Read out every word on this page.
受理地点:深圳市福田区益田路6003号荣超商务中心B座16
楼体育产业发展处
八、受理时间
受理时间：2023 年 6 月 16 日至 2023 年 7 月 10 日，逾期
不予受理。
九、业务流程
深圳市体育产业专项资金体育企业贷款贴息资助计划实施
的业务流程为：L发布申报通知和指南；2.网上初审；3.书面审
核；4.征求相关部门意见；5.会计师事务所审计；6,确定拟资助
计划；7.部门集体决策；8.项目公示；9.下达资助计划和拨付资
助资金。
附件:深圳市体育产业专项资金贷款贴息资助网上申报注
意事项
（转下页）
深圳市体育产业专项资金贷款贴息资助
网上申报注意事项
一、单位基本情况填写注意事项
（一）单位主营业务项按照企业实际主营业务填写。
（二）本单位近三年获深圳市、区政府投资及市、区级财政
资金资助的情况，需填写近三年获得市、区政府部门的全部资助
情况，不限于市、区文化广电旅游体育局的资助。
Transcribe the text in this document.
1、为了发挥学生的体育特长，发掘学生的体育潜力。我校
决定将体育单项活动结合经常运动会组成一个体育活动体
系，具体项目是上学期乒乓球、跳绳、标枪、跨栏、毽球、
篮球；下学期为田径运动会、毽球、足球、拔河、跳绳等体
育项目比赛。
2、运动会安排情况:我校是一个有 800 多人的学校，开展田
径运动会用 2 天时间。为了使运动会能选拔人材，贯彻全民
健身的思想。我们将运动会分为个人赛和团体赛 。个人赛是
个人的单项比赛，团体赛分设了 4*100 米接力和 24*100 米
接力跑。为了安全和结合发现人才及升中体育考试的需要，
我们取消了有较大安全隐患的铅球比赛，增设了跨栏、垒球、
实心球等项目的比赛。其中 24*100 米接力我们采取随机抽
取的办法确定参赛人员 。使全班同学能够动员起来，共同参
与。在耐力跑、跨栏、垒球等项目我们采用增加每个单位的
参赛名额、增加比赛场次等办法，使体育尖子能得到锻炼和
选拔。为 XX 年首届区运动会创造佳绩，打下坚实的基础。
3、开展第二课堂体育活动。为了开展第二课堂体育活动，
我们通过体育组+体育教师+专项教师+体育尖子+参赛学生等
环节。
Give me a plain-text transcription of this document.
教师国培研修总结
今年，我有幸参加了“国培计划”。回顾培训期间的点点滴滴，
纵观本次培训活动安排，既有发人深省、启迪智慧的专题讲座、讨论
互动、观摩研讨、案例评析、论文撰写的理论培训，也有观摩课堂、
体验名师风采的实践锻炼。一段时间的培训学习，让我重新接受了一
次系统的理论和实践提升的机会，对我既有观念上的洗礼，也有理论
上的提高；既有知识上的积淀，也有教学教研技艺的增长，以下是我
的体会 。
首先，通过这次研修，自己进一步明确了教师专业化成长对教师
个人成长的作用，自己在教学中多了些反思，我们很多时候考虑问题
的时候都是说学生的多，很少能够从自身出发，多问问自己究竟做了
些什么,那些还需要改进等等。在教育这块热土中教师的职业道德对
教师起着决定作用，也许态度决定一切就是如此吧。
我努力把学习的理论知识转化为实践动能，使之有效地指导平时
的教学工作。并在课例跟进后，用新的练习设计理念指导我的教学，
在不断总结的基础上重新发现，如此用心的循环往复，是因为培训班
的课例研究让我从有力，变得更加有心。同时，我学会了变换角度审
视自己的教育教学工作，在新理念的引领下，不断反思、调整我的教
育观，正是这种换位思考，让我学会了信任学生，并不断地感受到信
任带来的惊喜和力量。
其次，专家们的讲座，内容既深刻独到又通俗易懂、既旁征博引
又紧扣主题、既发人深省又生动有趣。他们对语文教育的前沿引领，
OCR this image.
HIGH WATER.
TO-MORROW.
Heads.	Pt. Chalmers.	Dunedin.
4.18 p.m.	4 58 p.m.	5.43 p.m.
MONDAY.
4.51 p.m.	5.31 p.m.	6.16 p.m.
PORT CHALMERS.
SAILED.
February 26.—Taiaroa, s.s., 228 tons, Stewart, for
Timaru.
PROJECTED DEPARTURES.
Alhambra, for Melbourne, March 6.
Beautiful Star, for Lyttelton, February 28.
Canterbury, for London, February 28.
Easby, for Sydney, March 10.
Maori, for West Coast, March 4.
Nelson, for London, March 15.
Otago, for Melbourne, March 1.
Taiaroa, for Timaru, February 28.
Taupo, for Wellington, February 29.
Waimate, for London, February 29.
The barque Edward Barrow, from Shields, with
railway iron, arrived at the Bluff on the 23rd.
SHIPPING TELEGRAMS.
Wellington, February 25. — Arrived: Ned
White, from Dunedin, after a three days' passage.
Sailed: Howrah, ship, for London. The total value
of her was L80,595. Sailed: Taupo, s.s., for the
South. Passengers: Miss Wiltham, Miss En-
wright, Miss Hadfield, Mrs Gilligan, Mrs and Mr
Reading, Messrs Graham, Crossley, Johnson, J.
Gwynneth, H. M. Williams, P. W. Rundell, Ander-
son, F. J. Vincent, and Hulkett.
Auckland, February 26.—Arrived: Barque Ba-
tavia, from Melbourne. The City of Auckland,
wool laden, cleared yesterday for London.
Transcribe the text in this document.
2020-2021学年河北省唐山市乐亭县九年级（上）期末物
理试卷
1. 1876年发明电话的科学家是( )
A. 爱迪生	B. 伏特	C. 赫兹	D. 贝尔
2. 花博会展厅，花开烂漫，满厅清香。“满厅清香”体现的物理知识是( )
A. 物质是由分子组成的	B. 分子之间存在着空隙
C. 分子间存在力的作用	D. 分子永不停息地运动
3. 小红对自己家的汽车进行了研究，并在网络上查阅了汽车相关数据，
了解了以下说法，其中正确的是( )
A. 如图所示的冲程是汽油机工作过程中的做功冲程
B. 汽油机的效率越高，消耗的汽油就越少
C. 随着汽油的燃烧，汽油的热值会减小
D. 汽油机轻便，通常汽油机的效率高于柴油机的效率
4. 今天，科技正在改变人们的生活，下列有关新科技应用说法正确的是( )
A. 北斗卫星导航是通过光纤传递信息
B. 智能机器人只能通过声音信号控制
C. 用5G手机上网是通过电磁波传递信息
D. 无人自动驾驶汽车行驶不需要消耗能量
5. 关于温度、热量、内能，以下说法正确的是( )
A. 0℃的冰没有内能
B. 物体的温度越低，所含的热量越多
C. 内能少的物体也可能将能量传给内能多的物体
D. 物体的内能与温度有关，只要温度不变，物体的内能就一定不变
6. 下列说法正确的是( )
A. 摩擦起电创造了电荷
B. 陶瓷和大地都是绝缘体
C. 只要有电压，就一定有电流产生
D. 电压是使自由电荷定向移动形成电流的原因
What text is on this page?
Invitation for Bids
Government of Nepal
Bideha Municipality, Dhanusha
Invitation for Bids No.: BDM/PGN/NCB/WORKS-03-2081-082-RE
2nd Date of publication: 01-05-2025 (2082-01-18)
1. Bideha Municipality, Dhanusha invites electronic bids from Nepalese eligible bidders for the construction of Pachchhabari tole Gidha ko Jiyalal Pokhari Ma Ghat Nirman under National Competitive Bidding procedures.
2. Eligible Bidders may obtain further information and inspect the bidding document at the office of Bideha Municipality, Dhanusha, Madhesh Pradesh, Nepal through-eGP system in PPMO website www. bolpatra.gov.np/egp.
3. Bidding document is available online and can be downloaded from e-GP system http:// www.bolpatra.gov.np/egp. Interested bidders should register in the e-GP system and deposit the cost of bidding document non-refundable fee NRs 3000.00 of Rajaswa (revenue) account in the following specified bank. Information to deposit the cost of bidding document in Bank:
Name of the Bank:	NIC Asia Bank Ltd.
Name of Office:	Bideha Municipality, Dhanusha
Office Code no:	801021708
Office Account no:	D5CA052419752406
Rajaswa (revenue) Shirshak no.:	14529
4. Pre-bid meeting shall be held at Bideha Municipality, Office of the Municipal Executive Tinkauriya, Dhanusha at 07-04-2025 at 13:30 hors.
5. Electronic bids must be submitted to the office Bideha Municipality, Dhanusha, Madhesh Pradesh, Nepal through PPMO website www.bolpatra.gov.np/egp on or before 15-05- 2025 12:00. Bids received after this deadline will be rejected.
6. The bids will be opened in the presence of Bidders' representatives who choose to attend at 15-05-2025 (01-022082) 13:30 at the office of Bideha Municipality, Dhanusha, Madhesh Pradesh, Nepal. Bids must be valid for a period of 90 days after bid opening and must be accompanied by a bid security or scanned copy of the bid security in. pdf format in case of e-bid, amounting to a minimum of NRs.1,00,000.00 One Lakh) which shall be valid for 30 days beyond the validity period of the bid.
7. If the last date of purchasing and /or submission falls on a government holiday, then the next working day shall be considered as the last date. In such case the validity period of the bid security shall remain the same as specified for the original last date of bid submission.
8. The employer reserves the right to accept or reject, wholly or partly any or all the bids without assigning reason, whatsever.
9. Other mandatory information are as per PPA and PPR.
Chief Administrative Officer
= = =
» **Exercise prompt**: Look through the entries above; copy each line where the string "Taupo" appears.

» **Worked solution**:
Taupo, for Wellington, February 29.
of her was L80,595. Sailed: Taupo, s.s., for the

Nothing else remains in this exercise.